SET OF TASKS:
[A] In the Bull Durham article, where does Durham Bulls Athletic Park display its replica of the movie's HIT BULL WIN STEAK sign?
[B] Pick up the article on the making and legacy of Bull Durham after its final sentence and write the next part.

* START GIVEN TEXT *

He's Got Game
RON SHELTON can recall the first time he watched Susan Sarandon's "Church of Baseball" monologue, the opening scene in Bull Durham, with a paying audience. It was June 15, 1988, the movie's opening night, and Shelton, a minor league second baseman turned writer-director, had tucked himself into the back of a theater at a Los Angeles multiplex. After the monologue finished, he headed to another theater across town. And another, until he was certain people were laughing in all the right places. These days, he says, "I just go to a bar on opening night. But back then I watched and listened, and I knew it was a hit."
Twenty years later Bull Durham is still drawing laughs. The film, which tells the story of immature fireballer Nuke LaLoosh (Tim Robbins), crusty catcher Crash Davis (Kevin Costner) and the spunky groupie Annie Savoy (Sarandon) who can't choose between the two, consistently tops lists of the best sports movies. (It was No. 1 in SI's 2003 ranking.) Meanwhile, such lines as "Throw some ground balls—it's more democratic" and "A player on a streak has to respect the streak" have become dugout staples across the baseball world. In Durham, N.C., where Shelton drew inspiration from the real Triple A Bulls, the team still sells movie memorabilia at Durham Bulls Athletic Park, which features a replica of the movie's HIT BULL WIN STEAK bovine sign in leftfield. Bulls attendance soared after the movie and continues to be robust.

* END GIVEN TEXT *
* START SUPPLIED MATERIAL *

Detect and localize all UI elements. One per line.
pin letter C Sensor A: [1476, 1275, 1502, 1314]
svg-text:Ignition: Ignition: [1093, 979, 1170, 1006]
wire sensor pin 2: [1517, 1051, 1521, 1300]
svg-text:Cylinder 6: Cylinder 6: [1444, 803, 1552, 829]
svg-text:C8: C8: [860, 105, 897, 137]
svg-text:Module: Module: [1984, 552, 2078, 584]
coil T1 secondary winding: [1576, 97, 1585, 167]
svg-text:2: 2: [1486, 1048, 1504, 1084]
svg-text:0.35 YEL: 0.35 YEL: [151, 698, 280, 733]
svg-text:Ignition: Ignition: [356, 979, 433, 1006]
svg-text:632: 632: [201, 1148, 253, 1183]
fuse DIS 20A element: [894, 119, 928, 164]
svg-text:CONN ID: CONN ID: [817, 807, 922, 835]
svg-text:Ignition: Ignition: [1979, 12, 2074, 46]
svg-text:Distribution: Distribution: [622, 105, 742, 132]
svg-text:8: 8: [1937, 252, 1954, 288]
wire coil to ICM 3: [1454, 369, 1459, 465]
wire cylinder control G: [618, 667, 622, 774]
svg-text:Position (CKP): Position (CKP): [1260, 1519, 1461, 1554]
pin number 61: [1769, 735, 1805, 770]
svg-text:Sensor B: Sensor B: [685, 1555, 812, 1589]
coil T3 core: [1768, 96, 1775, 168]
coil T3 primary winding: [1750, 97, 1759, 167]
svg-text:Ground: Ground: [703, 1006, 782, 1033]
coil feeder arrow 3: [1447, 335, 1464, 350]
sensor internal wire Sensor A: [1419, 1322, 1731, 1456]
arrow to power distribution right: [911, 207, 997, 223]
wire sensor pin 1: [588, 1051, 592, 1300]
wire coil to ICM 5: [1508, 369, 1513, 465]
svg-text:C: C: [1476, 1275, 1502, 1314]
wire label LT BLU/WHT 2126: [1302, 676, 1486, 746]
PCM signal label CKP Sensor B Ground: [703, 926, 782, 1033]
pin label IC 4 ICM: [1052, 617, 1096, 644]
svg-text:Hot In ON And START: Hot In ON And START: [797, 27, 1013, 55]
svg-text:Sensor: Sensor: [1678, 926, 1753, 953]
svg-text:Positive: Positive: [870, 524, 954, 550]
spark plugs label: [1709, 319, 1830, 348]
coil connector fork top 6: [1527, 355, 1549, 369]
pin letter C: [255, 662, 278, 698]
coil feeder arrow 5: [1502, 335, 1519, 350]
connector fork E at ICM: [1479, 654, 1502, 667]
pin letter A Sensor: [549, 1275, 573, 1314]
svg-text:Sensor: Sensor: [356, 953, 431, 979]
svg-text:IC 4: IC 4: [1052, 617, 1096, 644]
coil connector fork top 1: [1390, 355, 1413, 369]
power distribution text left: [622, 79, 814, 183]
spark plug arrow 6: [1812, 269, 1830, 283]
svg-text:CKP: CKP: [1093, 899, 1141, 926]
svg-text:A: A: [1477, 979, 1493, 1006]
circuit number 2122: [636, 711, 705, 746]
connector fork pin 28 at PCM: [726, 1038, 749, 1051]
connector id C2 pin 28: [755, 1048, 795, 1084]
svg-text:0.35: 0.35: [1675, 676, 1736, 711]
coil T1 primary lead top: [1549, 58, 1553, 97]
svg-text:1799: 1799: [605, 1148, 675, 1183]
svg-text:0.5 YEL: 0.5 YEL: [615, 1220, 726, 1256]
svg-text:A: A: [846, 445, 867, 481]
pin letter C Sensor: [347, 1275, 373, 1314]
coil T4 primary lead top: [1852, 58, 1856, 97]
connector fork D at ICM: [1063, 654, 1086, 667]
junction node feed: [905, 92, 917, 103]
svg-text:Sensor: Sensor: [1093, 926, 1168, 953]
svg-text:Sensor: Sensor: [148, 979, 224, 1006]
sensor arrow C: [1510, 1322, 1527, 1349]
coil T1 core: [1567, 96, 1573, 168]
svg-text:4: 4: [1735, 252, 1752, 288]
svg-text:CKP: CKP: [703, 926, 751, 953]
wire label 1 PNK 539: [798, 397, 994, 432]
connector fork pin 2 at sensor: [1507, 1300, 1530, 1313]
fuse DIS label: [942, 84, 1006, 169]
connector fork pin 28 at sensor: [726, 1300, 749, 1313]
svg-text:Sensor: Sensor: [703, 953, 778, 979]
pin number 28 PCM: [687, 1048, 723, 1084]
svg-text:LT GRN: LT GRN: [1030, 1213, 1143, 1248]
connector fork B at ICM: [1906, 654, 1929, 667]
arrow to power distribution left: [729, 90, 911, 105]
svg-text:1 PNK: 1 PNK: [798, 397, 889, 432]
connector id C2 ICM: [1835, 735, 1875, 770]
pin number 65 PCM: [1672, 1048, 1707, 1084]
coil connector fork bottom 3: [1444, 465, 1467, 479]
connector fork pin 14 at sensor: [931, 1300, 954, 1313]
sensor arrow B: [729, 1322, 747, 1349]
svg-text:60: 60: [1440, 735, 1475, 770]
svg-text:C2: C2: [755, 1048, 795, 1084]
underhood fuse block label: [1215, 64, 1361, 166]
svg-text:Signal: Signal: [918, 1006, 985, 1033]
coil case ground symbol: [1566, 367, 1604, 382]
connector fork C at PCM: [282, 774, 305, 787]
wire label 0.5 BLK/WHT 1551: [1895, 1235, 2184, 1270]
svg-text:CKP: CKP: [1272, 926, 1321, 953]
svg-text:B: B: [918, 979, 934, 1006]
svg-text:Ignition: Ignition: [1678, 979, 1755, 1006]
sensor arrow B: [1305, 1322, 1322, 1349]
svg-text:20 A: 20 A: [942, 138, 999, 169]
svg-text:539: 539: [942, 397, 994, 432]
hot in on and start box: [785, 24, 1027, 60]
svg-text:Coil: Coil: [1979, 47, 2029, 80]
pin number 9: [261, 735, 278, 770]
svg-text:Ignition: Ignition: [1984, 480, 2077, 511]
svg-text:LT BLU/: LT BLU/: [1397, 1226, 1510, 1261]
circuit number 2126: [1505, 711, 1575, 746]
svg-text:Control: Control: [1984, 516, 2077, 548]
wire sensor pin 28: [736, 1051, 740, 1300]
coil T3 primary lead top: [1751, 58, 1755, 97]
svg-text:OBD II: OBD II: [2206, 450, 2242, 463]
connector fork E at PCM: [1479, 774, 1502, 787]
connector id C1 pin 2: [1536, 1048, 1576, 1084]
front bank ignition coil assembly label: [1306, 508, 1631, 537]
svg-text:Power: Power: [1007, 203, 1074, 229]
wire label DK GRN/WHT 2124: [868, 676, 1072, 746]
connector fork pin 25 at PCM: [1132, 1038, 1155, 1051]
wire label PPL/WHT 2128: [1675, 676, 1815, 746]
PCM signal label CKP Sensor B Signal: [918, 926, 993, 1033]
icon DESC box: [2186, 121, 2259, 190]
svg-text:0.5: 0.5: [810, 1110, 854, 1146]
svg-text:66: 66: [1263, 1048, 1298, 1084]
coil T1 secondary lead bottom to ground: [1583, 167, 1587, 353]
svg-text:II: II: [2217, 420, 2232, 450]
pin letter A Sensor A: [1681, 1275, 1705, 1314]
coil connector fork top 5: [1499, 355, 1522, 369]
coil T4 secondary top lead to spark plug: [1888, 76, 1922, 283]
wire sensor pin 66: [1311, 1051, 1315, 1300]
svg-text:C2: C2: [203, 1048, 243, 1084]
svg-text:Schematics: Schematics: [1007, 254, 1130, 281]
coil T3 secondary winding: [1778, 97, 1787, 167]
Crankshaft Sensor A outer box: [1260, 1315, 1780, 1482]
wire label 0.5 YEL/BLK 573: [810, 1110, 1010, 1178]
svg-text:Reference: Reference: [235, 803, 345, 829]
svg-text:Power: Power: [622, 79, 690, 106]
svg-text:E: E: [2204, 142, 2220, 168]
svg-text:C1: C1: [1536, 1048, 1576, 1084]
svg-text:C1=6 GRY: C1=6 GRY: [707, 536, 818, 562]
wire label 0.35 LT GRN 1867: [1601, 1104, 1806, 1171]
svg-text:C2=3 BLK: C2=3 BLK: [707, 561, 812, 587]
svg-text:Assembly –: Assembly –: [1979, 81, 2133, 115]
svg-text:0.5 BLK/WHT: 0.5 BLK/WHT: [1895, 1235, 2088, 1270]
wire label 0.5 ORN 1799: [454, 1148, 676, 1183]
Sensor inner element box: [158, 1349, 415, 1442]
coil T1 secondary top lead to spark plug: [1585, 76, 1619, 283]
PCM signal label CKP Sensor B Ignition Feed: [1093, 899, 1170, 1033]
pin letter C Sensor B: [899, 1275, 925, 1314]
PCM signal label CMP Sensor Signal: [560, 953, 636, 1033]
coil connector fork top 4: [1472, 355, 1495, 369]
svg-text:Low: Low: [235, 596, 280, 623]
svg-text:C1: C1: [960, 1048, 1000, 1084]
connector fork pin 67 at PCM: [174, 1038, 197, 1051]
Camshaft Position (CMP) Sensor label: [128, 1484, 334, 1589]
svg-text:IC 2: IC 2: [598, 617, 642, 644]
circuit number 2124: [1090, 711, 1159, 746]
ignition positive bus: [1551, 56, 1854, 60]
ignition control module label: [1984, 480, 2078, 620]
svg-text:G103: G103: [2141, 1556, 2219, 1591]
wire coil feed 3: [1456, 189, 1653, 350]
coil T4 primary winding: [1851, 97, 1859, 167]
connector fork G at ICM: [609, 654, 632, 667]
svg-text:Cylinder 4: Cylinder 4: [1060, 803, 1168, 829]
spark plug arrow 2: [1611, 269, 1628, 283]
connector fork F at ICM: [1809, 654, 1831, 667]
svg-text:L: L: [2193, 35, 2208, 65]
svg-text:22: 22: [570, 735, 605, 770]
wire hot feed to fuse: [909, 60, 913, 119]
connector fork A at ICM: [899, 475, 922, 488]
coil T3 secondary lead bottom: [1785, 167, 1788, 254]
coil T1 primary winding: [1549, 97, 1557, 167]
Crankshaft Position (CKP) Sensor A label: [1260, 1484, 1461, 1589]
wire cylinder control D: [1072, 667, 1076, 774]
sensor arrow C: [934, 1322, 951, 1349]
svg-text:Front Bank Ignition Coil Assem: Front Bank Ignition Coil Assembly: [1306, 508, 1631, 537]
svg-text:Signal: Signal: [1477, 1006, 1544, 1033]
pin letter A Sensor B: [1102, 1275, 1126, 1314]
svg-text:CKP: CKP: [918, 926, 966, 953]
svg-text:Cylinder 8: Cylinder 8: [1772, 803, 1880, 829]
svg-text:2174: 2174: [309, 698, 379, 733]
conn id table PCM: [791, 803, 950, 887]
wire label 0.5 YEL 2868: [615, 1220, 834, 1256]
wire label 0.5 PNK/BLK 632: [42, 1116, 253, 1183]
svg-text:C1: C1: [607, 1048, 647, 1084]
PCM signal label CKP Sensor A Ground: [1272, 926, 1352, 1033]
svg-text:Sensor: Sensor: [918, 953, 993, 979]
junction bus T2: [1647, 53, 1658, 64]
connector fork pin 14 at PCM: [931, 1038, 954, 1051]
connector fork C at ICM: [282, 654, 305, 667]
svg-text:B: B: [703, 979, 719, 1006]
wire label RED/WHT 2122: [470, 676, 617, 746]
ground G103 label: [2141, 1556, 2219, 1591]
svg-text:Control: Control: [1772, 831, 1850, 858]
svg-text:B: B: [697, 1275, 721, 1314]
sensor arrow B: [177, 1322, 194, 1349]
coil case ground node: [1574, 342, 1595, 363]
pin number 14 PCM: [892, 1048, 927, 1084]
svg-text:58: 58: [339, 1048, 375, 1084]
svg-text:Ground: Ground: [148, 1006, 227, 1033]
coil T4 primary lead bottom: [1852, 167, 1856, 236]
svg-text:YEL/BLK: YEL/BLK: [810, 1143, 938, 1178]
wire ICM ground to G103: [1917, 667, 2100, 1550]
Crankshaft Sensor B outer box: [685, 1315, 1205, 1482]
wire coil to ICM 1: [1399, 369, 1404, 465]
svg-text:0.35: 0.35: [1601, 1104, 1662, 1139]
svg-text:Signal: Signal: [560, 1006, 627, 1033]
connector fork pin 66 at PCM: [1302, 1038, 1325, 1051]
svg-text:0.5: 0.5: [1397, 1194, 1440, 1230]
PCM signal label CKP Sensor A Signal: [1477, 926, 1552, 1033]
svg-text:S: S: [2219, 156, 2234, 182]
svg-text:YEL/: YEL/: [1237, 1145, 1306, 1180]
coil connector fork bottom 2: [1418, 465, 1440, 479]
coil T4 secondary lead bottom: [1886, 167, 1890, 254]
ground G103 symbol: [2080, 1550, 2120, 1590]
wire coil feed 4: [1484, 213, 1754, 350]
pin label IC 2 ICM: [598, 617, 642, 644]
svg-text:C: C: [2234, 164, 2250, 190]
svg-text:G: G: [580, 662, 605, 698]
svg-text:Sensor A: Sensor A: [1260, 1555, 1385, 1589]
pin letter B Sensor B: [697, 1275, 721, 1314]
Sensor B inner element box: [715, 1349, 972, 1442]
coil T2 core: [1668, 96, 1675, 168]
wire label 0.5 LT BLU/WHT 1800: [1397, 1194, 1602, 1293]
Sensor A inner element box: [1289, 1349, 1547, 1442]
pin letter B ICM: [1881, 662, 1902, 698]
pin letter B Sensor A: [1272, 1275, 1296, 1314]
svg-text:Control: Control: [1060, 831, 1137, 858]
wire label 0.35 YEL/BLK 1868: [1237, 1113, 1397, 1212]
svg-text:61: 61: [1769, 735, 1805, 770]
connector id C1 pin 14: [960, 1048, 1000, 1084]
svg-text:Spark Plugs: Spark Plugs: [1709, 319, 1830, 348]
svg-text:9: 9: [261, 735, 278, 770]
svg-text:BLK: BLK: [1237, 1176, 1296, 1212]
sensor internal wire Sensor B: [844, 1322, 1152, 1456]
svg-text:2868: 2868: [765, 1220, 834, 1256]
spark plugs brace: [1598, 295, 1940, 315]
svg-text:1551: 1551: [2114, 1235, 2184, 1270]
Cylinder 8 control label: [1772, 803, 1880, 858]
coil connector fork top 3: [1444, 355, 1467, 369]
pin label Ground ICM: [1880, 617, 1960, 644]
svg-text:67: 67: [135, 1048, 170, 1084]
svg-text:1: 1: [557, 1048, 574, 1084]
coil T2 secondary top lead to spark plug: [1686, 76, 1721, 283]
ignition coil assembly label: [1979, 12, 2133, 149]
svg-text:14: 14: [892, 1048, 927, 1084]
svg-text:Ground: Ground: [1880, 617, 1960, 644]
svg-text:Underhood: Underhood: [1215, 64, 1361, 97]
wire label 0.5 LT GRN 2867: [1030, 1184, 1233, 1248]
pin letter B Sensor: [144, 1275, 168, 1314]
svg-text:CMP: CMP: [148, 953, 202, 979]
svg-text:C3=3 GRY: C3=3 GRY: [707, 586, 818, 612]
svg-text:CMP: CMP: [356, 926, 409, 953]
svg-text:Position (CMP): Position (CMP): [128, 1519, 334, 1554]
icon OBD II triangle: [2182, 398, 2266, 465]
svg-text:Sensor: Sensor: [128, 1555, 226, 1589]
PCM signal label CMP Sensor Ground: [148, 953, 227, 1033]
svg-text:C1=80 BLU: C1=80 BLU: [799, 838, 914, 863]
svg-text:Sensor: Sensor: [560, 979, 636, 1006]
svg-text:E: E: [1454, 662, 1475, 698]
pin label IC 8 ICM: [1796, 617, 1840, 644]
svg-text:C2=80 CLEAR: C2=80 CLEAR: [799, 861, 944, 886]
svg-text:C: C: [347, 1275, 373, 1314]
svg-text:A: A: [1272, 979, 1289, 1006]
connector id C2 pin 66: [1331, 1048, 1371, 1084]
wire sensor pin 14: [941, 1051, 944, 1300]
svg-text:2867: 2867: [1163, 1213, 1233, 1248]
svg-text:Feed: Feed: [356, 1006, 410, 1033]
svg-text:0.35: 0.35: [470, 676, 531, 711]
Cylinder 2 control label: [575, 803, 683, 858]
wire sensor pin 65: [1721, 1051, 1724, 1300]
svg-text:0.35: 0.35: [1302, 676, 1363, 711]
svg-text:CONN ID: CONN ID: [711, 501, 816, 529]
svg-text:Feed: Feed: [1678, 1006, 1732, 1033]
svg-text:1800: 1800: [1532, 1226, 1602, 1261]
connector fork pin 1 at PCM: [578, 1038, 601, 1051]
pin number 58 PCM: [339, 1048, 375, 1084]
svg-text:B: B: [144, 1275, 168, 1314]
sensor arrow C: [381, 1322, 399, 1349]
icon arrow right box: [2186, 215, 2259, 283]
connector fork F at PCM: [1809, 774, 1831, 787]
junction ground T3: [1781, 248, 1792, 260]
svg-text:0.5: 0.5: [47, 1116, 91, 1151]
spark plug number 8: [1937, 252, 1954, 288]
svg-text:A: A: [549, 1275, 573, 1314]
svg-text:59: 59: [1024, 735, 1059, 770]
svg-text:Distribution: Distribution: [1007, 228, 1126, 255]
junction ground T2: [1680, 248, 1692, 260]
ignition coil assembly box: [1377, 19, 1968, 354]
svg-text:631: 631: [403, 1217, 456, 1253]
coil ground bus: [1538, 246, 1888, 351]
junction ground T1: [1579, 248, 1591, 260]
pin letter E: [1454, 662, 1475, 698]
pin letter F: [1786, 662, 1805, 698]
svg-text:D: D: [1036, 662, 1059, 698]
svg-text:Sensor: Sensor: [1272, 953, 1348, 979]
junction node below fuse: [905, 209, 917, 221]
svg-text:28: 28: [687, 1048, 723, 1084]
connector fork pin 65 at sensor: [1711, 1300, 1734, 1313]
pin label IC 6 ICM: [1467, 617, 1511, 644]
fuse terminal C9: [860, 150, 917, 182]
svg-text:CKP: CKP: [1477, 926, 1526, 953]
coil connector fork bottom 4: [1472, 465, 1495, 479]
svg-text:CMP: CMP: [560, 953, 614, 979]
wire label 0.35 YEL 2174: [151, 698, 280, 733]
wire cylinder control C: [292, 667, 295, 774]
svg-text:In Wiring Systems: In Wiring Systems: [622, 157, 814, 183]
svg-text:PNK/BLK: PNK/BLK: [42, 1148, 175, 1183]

* END SUPPLIED MATERIAL *

EXPECTED RESULTS:
[A] In leftfield.

[B]
Shelton had already written a sports movie (1986's The Best of Times) before Bull Durham, and in the ensuing years he has become Hollywood's celluloid-sports go-to guy, writing and/or directing White Men Can't Jump and Blue Chips (basketball); Tin Cup (golf); The Great White Hype and Play It to the Bone (boxing); and Cobb (baseball). He has two baseball movies in the works, including an HBO adaptation of the BALCO-themed book Game of Shadows—"think All the President's Men meets The Gang That Couldn't Shoot Straight with a little Traffic thrown in," he says. And that makes him think of 1988, too. Shelton was at Game 1 of the World Series that year and recalls Jose Canseco's second-inning grand slam for the A's. "Even then, Dodgers fans were chanting 'Steroids! Steroids!' while Jose made muscleman poses," says Shelton. "It took 20 years for people to catch on? Well, when people ask me why it took 20 years to make another good baseball movie, there's your answer."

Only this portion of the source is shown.